:: Provided information ::

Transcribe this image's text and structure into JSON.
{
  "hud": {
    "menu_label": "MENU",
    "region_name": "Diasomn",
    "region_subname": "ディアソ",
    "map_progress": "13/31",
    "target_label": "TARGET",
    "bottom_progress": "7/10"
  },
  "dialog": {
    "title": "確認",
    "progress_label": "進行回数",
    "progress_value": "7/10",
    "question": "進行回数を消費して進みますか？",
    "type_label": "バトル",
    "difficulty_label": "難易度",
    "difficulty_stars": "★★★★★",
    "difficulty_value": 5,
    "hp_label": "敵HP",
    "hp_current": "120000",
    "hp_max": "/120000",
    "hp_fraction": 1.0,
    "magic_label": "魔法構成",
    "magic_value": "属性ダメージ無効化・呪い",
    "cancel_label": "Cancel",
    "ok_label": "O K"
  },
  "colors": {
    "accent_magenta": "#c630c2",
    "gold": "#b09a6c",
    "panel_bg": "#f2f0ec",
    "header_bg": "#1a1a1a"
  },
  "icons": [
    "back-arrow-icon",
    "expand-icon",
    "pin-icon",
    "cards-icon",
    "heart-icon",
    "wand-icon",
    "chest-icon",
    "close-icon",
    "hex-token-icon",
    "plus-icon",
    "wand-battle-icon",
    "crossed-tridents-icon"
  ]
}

:::

Challenge |
Print all of the data exactly as it was given.

Full output |
Transcribe this image's text and structure into JSON.
{
  "hud": {
    "menu_label": "MENU",
    "region_name": "Diasomn",
    "region_subname": "ディアソ",
    "map_progress": "13/31",
    "target_label": "TARGET",
    "bottom_progress": "7/10"
  },
  "dialog": {
    "title": "確認",
    "progress_label": "進行回数",
    "progress_value": "7/10",
    "question": "進行回数を消費して進みますか？",
    "type_label": "バトル",
    "difficulty_label": "難易度",
    "difficulty_stars": "★★★★★",
    "difficulty_value": 5,
    "hp_label": "敵HP",
    "hp_current": "120000",
    "hp_max": "/120000",
    "hp_fraction": 1.0,
    "magic_label": "魔法構成",
    "magic_value": "属性ダメージ無効化・呪い",
    "cancel_label": "Cancel",
    "ok_label": "O K"
  },
  "colors": {
    "accent_magenta": "#c630c2",
    "gold": "#b09a6c",
    "panel_bg": "#f2f0ec",
    "header_bg": "#1a1a1a"
  },
  "icons": [
    "back-arrow-icon",
    "expand-icon",
    "pin-icon",
    "cards-icon",
    "heart-icon",
    "wand-icon",
    "chest-icon",
    "close-icon",
    "hex-token-icon",
    "plus-icon",
    "wand-battle-icon",
    "crossed-tridents-icon"
  ]
}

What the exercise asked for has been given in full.